- What the task requires: Recast these lines as a Markdown table with the columns Row and Line, one row per line, skipping blank lines and leaving out the pictures.

- Available records:

---

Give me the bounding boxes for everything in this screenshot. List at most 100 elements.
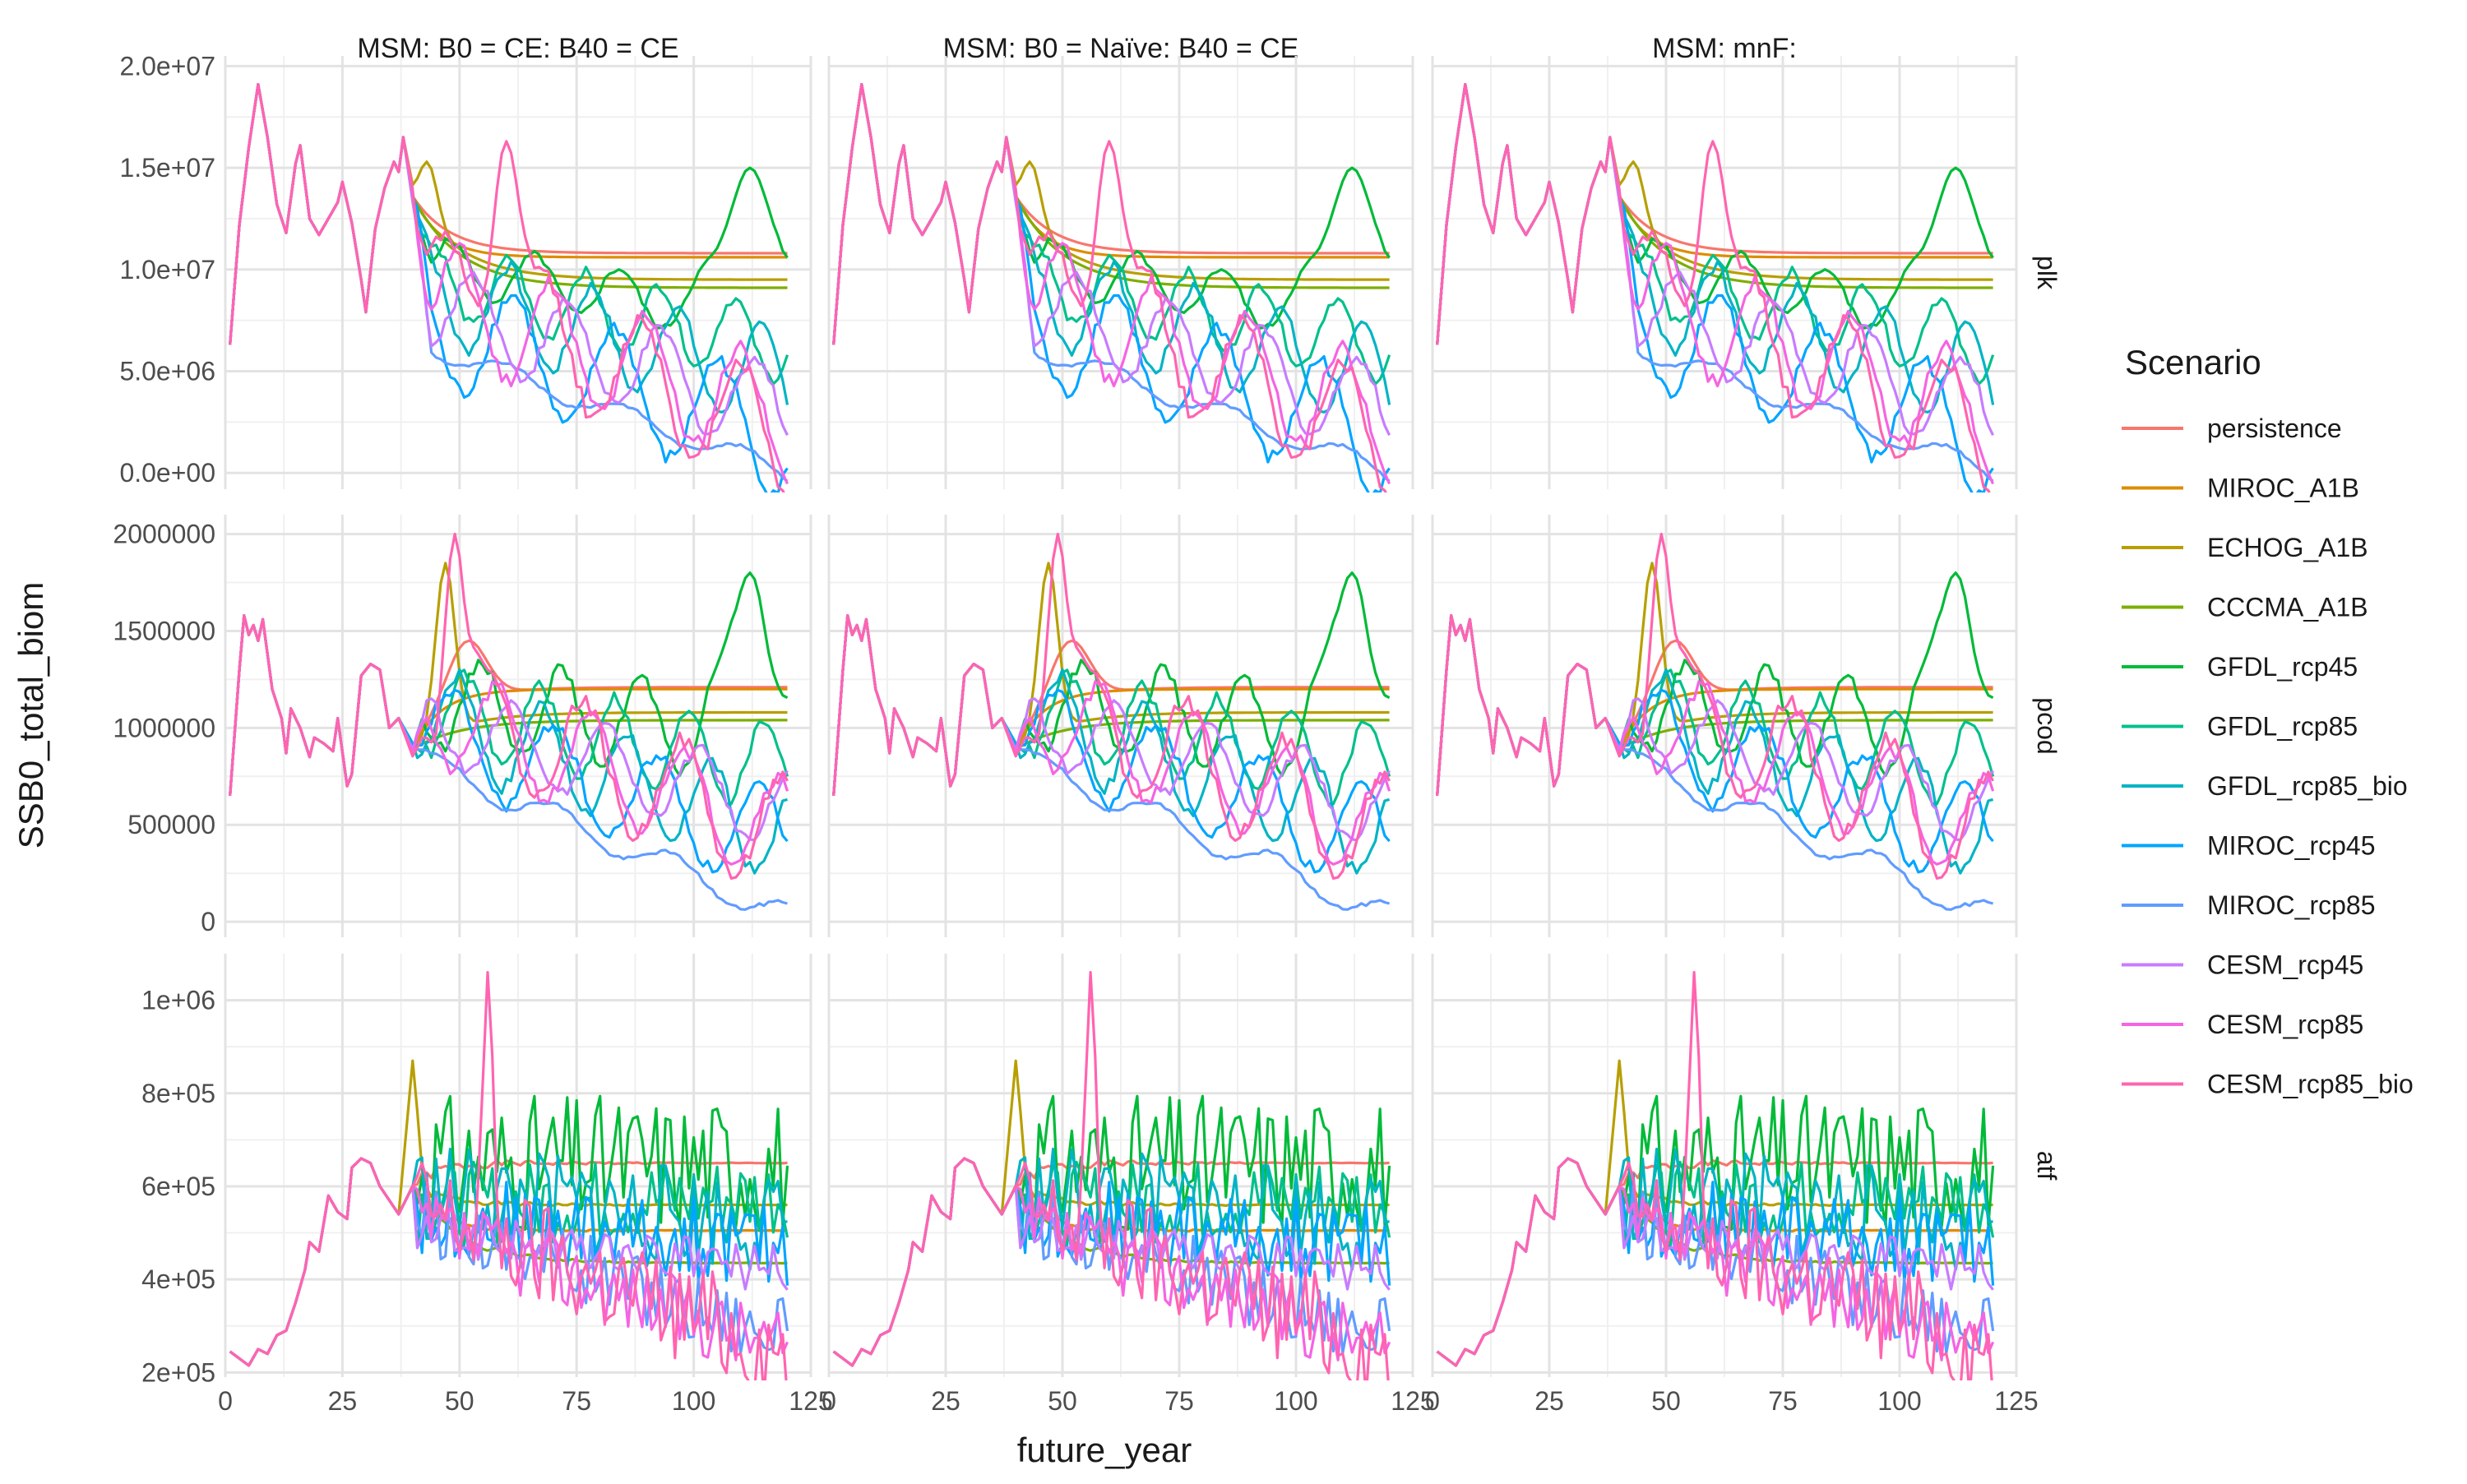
series-group	[229, 83, 789, 492]
series-line-CCCMA_A1B	[229, 83, 788, 345]
series-line-persistence	[832, 83, 1390, 345]
series-line-MIROC_A1B	[1436, 83, 1993, 345]
facet-panel	[827, 954, 1414, 1380]
x-tick-label: 25	[328, 1386, 358, 1416]
x-tick-label: 0	[218, 1386, 233, 1416]
y-tick-label: 0	[201, 907, 215, 936]
series-line-GFDL_rcp45	[832, 83, 1391, 345]
y-tick-label: 2.0e+07	[119, 51, 215, 81]
y-tick-label: 4e+05	[141, 1264, 215, 1294]
series-group	[1436, 533, 1995, 911]
facet-panel	[224, 954, 812, 1380]
y-tick-label: 6e+05	[141, 1172, 215, 1201]
series-line-GFDL_rcp45	[1436, 571, 1994, 797]
facet-row-title: plk	[2032, 256, 2062, 290]
x-tick-label: 25	[931, 1386, 960, 1416]
x-tick-label: 75	[1768, 1386, 1798, 1416]
legend-label: ECHOG_A1B	[2207, 533, 2368, 562]
series-group	[229, 533, 789, 911]
series-group	[1436, 971, 1995, 1380]
series-group	[229, 971, 789, 1380]
series-line-persistence	[229, 83, 788, 345]
y-tick-label: 8e+05	[141, 1079, 215, 1108]
facet-panel	[827, 515, 1414, 937]
series-line-CESM_rcp85_bio	[229, 971, 788, 1380]
series-line-ECHOG_A1B	[1436, 83, 1993, 345]
legend-title: Scenario	[2125, 343, 2261, 381]
legend-label: persistence	[2207, 414, 2342, 443]
x-tick-label: 50	[1048, 1386, 1077, 1416]
series-line-ECHOG_A1B	[229, 83, 788, 345]
series-line-GFDL_rcp45	[832, 571, 1391, 797]
series-line-CESM_rcp85_bio	[1436, 83, 1991, 492]
series-line-CESM_rcp85_bio	[832, 971, 1390, 1380]
y-tick-label: 0.0e+00	[119, 458, 215, 488]
series-group	[832, 971, 1391, 1380]
y-tick-label: 1000000	[113, 713, 215, 742]
legend-label: GFDL_rcp85_bio	[2207, 771, 2408, 801]
facet-panel	[224, 515, 812, 937]
x-axis-title: future_year	[1017, 1431, 1192, 1469]
x-tick-label: 25	[1534, 1386, 1564, 1416]
y-tick-label: 1500000	[113, 616, 215, 645]
series-line-GFDL_rcp45	[229, 83, 789, 345]
series-line-CESM_rcp85_bio	[1436, 971, 1993, 1380]
y-tick-label: 2000000	[113, 520, 215, 549]
facet-row-title: atf	[2032, 1151, 2062, 1181]
legend-label: CESM_rcp45	[2207, 950, 2363, 980]
series-group	[832, 83, 1391, 492]
legend-label: MIROC_rcp45	[2207, 831, 2376, 861]
series-line-CESM_rcp85_bio	[832, 533, 1391, 880]
series-line-GFDL_rcp85	[229, 83, 789, 386]
series-group	[832, 533, 1391, 911]
legend-label: GFDL_rcp85	[2207, 712, 2358, 742]
x-tick-label: 0	[822, 1386, 836, 1416]
series-line-GFDL_rcp45	[1436, 83, 1994, 345]
x-tick-label: 0	[1425, 1386, 1440, 1416]
y-tick-label: 500000	[127, 810, 215, 839]
series-line-GFDL_rcp85	[1436, 83, 1995, 386]
legend-label: CESM_rcp85_bio	[2207, 1070, 2414, 1099]
series-group	[1436, 83, 1995, 492]
series-line-CESM_rcp85_bio	[229, 83, 785, 492]
x-tick-label: 75	[1164, 1386, 1194, 1416]
series-line-CESM_rcp85_bio	[832, 83, 1387, 492]
facet-panel	[1431, 56, 2018, 492]
facet-row-title: pcod	[2032, 697, 2062, 754]
legend-label: MIROC_rcp85	[2207, 890, 2376, 920]
series-line-ECHOG_A1B	[832, 83, 1390, 345]
x-tick-label: 125	[789, 1386, 832, 1416]
series-line-CCCMA_A1B	[1436, 83, 1993, 345]
legend-label: MIROC_A1B	[2207, 474, 2359, 503]
x-tick-label: 50	[445, 1386, 474, 1416]
series-line-CESM_rcp85_bio	[229, 533, 789, 880]
y-tick-label: 5.0e+06	[119, 356, 215, 386]
facet-panel	[827, 56, 1414, 492]
series-line-CCCMA_A1B	[832, 83, 1390, 345]
series-line-MIROC_A1B	[832, 83, 1390, 345]
x-tick-label: 100	[1877, 1386, 1921, 1416]
legend-label: CCCMA_A1B	[2207, 593, 2368, 622]
facet-panel	[1431, 954, 2018, 1380]
x-tick-label: 50	[1651, 1386, 1681, 1416]
x-tick-label: 75	[562, 1386, 591, 1416]
x-tick-label: 125	[1391, 1386, 1434, 1416]
series-line-CESM_rcp85_bio	[1436, 533, 1995, 880]
y-tick-label: 1.5e+07	[119, 153, 215, 183]
facet-panel	[224, 56, 812, 492]
legend-label: GFDL_rcp45	[2207, 652, 2358, 682]
y-axis-title: SSB0_total_biom	[12, 582, 50, 849]
y-tick-label: 1.0e+07	[119, 255, 215, 284]
x-tick-label: 100	[1274, 1386, 1317, 1416]
x-tick-label: 100	[672, 1386, 715, 1416]
legend-label: CESM_rcp85	[2207, 1010, 2363, 1039]
series-line-GFDL_rcp45	[229, 571, 789, 797]
series-line-GFDL_rcp85	[832, 83, 1391, 386]
y-tick-label: 1e+06	[141, 986, 215, 1015]
series-line-persistence	[1436, 83, 1993, 345]
x-tick-label: 125	[1994, 1386, 2038, 1416]
series-line-MIROC_A1B	[229, 83, 788, 345]
y-tick-label: 2e+05	[141, 1357, 215, 1387]
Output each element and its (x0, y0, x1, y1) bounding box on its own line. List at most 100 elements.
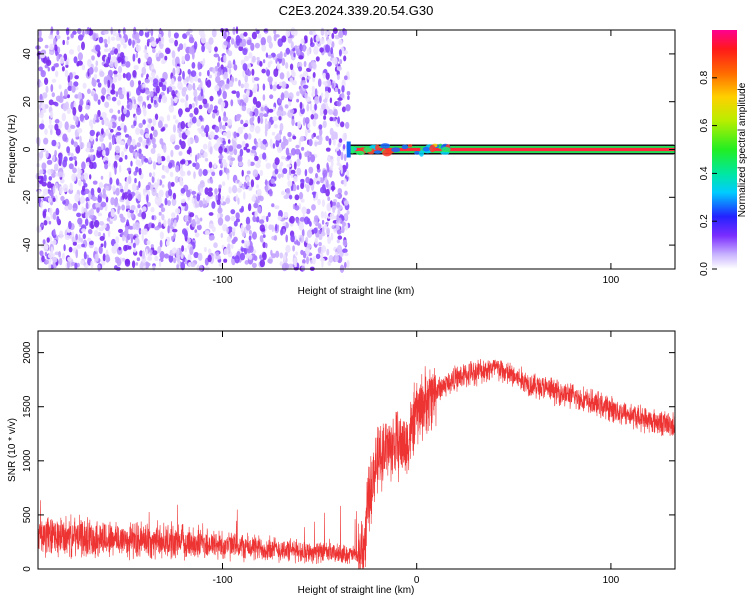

---

- Answer:
| Row | Line |
|---|---|
| 1 | Give me the bounding boxes for everything in this screenshot. List at most 100 elements. |
| 2 | series-group	[229, 83, 789, 492] |
| 3 | series-line-CCCMA_A1B	[229, 83, 788, 345] |
| 4 | series-line-persistence	[832, 83, 1390, 345] |
| 5 | series-line-MIROC_A1B	[1436, 83, 1993, 345] |
| 6 | facet-panel	[827, 954, 1414, 1380] |
| 7 | x-tick-label: 25	[328, 1386, 358, 1416] |
| 8 | x-tick-label: 0	[218, 1386, 233, 1416] |
| 9 | y-tick-label: 0	[201, 907, 215, 936] |
| 10 | series-line-GFDL_rcp45	[832, 83, 1391, 345] |
| 11 | y-tick-label: 2.0e+07	[119, 51, 215, 81] |
| 12 | y-tick-label: 4e+05	[141, 1264, 215, 1294] |
| 13 | series-group	[1436, 533, 1995, 911] |
| 14 | facet-panel	[224, 954, 812, 1380] |
| 15 | y-tick-label: 6e+05	[141, 1172, 215, 1201] |
| 16 | series-line-GFDL_rcp45	[1436, 571, 1994, 797] |
| 17 | facet-row-title: plk	[2032, 256, 2062, 290] |
| 18 | x-tick-label: 25	[931, 1386, 960, 1416] |
| 19 | x-tick-label: 75	[1768, 1386, 1798, 1416] |
| 20 | legend-label: ECHOG_A1B	[2207, 533, 2368, 562] |
| 21 | series-group	[229, 533, 789, 911] |
| 22 | series-group	[1436, 971, 1995, 1380] |
| 23 | series-group	[229, 971, 789, 1380] |
| 24 | series-line-persistence	[229, 83, 788, 345] |
| 25 | y-tick-label: 8e+05	[141, 1079, 215, 1108] |
| 26 | facet-panel	[827, 515, 1414, 937] |
| 27 | series-line-CESM_rcp85_bio	[229, 971, 788, 1380] |
| 28 | series-line-ECHOG_A1B	[1436, 83, 1993, 345] |
| 29 | legend-title: Scenario	[2125, 343, 2261, 381] |
| 30 | legend-label: persistence	[2207, 414, 2342, 443] |
| 31 | x-tick-label: 50	[1048, 1386, 1077, 1416] |
| 32 | series-line-ECHOG_A1B	[229, 83, 788, 345] |
| 33 | series-line-GFDL_rcp45	[832, 571, 1391, 797] |
| 34 | series-line-CESM_rcp85_bio	[1436, 83, 1991, 492] |
| 35 | series-line-CESM_rcp85_bio	[832, 971, 1390, 1380] |
| 36 | y-tick-label: 0.0e+00	[119, 458, 215, 488] |
| 37 | series-group	[832, 971, 1391, 1380] |
| 38 | y-tick-label: 1000000	[113, 713, 215, 742] |
| 39 | legend-label: GFDL_rcp85_bio	[2207, 771, 2408, 801] |
| 40 | facet-panel	[224, 515, 812, 937] |
| 41 | x-axis-title: future_year	[1017, 1431, 1192, 1469] |
| 42 | x-tick-label: 25	[1534, 1386, 1564, 1416] |
| 43 | y-tick-label: 1500000	[113, 616, 215, 645] |
| 44 | series-line-GFDL_rcp45	[229, 83, 789, 345] |
| 45 | series-line-CESM_rcp85_bio	[1436, 971, 1993, 1380] |
| 46 | y-tick-label: 2000000	[113, 520, 215, 549] |
| 47 | facet-row-title: atf	[2032, 1151, 2062, 1181] |
| 48 | legend-label: CESM_rcp45	[2207, 950, 2363, 980] |
| 49 | series-group	[832, 83, 1391, 492] |
| 50 | legend-label: MIROC_rcp45	[2207, 831, 2376, 861] |
| 51 | series-line-CESM_rcp85_bio	[832, 533, 1391, 880] |
| 52 | series-line-GFDL_rcp85	[229, 83, 789, 386] |
| 53 | series-group	[832, 533, 1391, 911] |
| 54 | legend-label: GFDL_rcp85	[2207, 712, 2358, 742] |
| 55 | x-tick-label: 0	[822, 1386, 836, 1416] |
| 56 | series-line-GFDL_rcp45	[1436, 83, 1994, 345] |
| 57 | x-tick-label: 0	[1425, 1386, 1440, 1416] |
| 58 | y-tick-label: 500000	[127, 810, 215, 839] |
| 59 | series-line-GFDL_rcp85	[1436, 83, 1995, 386] |
| 60 | legend-label: CESM_rcp85_bio	[2207, 1070, 2414, 1099] |
| 61 | series-group	[1436, 83, 1995, 492] |
| 62 | series-line-CESM_rcp85_bio	[229, 83, 785, 492] |
| 63 | x-tick-label: 75	[1164, 1386, 1194, 1416] |
| 64 | series-line-CESM_rcp85_bio	[832, 83, 1387, 492] |
| 65 | facet-panel	[1431, 56, 2018, 492] |
| 66 | facet-row-title: pcod	[2032, 697, 2062, 754] |
| 67 | legend-label: MIROC_rcp85	[2207, 890, 2376, 920] |
| 68 | series-line-ECHOG_A1B	[832, 83, 1390, 345] |
| 69 | x-tick-label: 125	[789, 1386, 832, 1416] |
| 70 | series-line-CCCMA_A1B	[1436, 83, 1993, 345] |
| 71 | legend-label: MIROC_A1B	[2207, 474, 2359, 503] |
| 72 | x-tick-label: 50	[445, 1386, 474, 1416] |
| 73 | series-line-CESM_rcp85_bio	[229, 533, 789, 880] |
| 74 | y-tick-label: 5.0e+06	[119, 356, 215, 386] |
| 75 | facet-panel	[827, 56, 1414, 492] |
| 76 | series-line-CCCMA_A1B	[832, 83, 1390, 345] |
| 77 | series-line-MIROC_A1B	[832, 83, 1390, 345] |
| 78 | x-tick-label: 100	[1877, 1386, 1921, 1416] |
| 79 | legend-label: CCCMA_A1B	[2207, 593, 2368, 622] |
| 80 | facet-panel	[1431, 954, 2018, 1380] |
| 81 | x-tick-label: 50	[1651, 1386, 1681, 1416] |
| 82 | x-tick-label: 75	[562, 1386, 591, 1416] |
| 83 | x-tick-label: 125	[1391, 1386, 1434, 1416] |
| 84 | series-line-CESM_rcp85_bio	[1436, 533, 1995, 880] |
| 85 | y-tick-label: 1.5e+07	[119, 153, 215, 183] |
| 86 | facet-panel	[224, 56, 812, 492] |
| 87 | legend-label: GFDL_rcp45	[2207, 652, 2358, 682] |
| 88 | y-axis-title: SSB0_total_biom	[12, 582, 50, 849] |
| 89 | y-tick-label: 1.0e+07	[119, 255, 215, 284] |
| 90 | x-tick-label: 100	[1274, 1386, 1317, 1416] |
| 91 | x-tick-label: 100	[672, 1386, 715, 1416] |
| 92 | legend-label: CESM_rcp85	[2207, 1010, 2363, 1039] |
| 93 | series-line-GFDL_rcp45	[229, 571, 789, 797] |
| 94 | series-line-GFDL_rcp85	[832, 83, 1391, 386] |
| 95 | y-tick-label: 1e+06	[141, 986, 215, 1015] |
| 96 | series-line-persistence	[1436, 83, 1993, 345] |
| 97 | x-tick-label: 125	[1994, 1386, 2038, 1416] |
| 98 | series-line-MIROC_A1B	[229, 83, 788, 345] |
| 99 | y-tick-label: 2e+05	[141, 1357, 215, 1387] |
| 100 | Output each element and its (x0, y0, x1, y1) bounding box on its own line. List at most 100 elements. |